>>>
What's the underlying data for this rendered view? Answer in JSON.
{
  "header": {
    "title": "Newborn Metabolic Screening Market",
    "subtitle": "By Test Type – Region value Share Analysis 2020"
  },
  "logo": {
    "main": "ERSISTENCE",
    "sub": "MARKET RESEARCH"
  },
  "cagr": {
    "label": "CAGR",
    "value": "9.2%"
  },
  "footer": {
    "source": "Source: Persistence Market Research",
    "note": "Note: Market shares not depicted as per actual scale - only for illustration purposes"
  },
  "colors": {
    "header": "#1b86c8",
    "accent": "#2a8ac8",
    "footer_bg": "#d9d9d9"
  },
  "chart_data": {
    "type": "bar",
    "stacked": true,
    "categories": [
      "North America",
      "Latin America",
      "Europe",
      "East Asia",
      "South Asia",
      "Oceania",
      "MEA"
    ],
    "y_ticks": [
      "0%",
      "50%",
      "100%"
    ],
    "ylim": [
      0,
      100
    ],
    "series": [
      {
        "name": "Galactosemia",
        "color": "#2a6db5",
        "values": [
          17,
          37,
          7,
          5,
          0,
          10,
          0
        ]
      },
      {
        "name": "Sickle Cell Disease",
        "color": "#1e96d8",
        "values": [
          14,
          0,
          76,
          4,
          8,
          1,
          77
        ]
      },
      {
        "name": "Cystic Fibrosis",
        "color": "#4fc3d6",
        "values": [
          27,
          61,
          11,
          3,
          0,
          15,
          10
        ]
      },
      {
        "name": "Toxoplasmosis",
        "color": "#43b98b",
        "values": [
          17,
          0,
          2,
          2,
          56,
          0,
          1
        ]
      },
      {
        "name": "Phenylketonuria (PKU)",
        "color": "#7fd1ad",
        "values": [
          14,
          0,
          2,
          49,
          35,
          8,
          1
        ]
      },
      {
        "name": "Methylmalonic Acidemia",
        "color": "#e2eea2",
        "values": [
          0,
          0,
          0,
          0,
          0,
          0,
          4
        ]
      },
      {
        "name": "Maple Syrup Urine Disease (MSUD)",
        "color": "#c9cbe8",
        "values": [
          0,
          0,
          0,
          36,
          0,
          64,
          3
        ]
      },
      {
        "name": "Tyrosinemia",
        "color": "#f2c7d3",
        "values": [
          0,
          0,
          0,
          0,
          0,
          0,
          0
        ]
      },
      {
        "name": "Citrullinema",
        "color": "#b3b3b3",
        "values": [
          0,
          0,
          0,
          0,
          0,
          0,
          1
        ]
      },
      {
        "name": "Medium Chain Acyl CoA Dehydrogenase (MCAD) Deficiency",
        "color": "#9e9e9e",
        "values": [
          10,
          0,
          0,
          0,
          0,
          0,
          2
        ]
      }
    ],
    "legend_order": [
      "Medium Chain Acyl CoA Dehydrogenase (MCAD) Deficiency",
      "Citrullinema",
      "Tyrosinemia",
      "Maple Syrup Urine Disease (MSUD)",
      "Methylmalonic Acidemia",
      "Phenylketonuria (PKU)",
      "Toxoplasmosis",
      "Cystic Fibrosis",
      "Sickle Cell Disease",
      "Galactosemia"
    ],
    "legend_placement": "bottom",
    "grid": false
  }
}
<<<
§ **Task instructions**: The records above must be repeated exactly, every one of them.

§ **Result**:
What's the underlying data for this rendered view? Answer in JSON.
{
  "header": {
    "title": "Newborn Metabolic Screening Market",
    "subtitle": "By Test Type – Region value Share Analysis 2020"
  },
  "logo": {
    "main": "ERSISTENCE",
    "sub": "MARKET RESEARCH"
  },
  "cagr": {
    "label": "CAGR",
    "value": "9.2%"
  },
  "footer": {
    "source": "Source: Persistence Market Research",
    "note": "Note: Market shares not depicted as per actual scale - only for illustration purposes"
  },
  "colors": {
    "header": "#1b86c8",
    "accent": "#2a8ac8",
    "footer_bg": "#d9d9d9"
  },
  "chart_data": {
    "type": "bar",
    "stacked": true,
    "categories": [
      "North America",
      "Latin America",
      "Europe",
      "East Asia",
      "South Asia",
      "Oceania",
      "MEA"
    ],
    "y_ticks": [
      "0%",
      "50%",
      "100%"
    ],
    "ylim": [
      0,
      100
    ],
    "series": [
      {
        "name": "Galactosemia",
        "color": "#2a6db5",
        "values": [
          17,
          37,
          7,
          5,
          0,
          10,
          0
        ]
      },
      {
        "name": "Sickle Cell Disease",
        "color": "#1e96d8",
        "values": [
          14,
          0,
          76,
          4,
          8,
          1,
          77
        ]
      },
      {
        "name": "Cystic Fibrosis",
        "color": "#4fc3d6",
        "values": [
          27,
          61,
          11,
          3,
          0,
          15,
          10
        ]
      },
      {
        "name": "Toxoplasmosis",
        "color": "#43b98b",
        "values": [
          17,
          0,
          2,
          2,
          56,
          0,
          1
        ]
      },
      {
        "name": "Phenylketonuria (PKU)",
        "color": "#7fd1ad",
        "values": [
          14,
          0,
          2,
          49,
          35,
          8,
          1
        ]
      },
      {
        "name": "Methylmalonic Acidemia",
        "color": "#e2eea2",
        "values": [
          0,
          0,
          0,
          0,
          0,
          0,
          4
        ]
      },
      {
        "name": "Maple Syrup Urine Disease (MSUD)",
        "color": "#c9cbe8",
        "values": [
          0,
          0,
          0,
          36,
          0,
          64,
          3
        ]
      },
      {
        "name": "Tyrosinemia",
        "color": "#f2c7d3",
        "values": [
          0,
          0,
          0,
          0,
          0,
          0,
          0
        ]
      },
      {
        "name": "Citrullinema",
        "color": "#b3b3b3",
        "values": [
          0,
          0,
          0,
          0,
          0,
          0,
          1
        ]
      },
      {
        "name": "Medium Chain Acyl CoA Dehydrogenase (MCAD) Deficiency",
        "color": "#9e9e9e",
        "values": [
          10,
          0,
          0,
          0,
          0,
          0,
          2
        ]
      }
    ],
    "legend_order": [
      "Medium Chain Acyl CoA Dehydrogenase (MCAD) Deficiency",
      "Citrullinema",
      "Tyrosinemia",
      "Maple Syrup Urine Disease (MSUD)",
      "Methylmalonic Acidemia",
      "Phenylketonuria (PKU)",
      "Toxoplasmosis",
      "Cystic Fibrosis",
      "Sickle Cell Disease",
      "Galactosemia"
    ],
    "legend_placement": "bottom",
    "grid": false
  }
}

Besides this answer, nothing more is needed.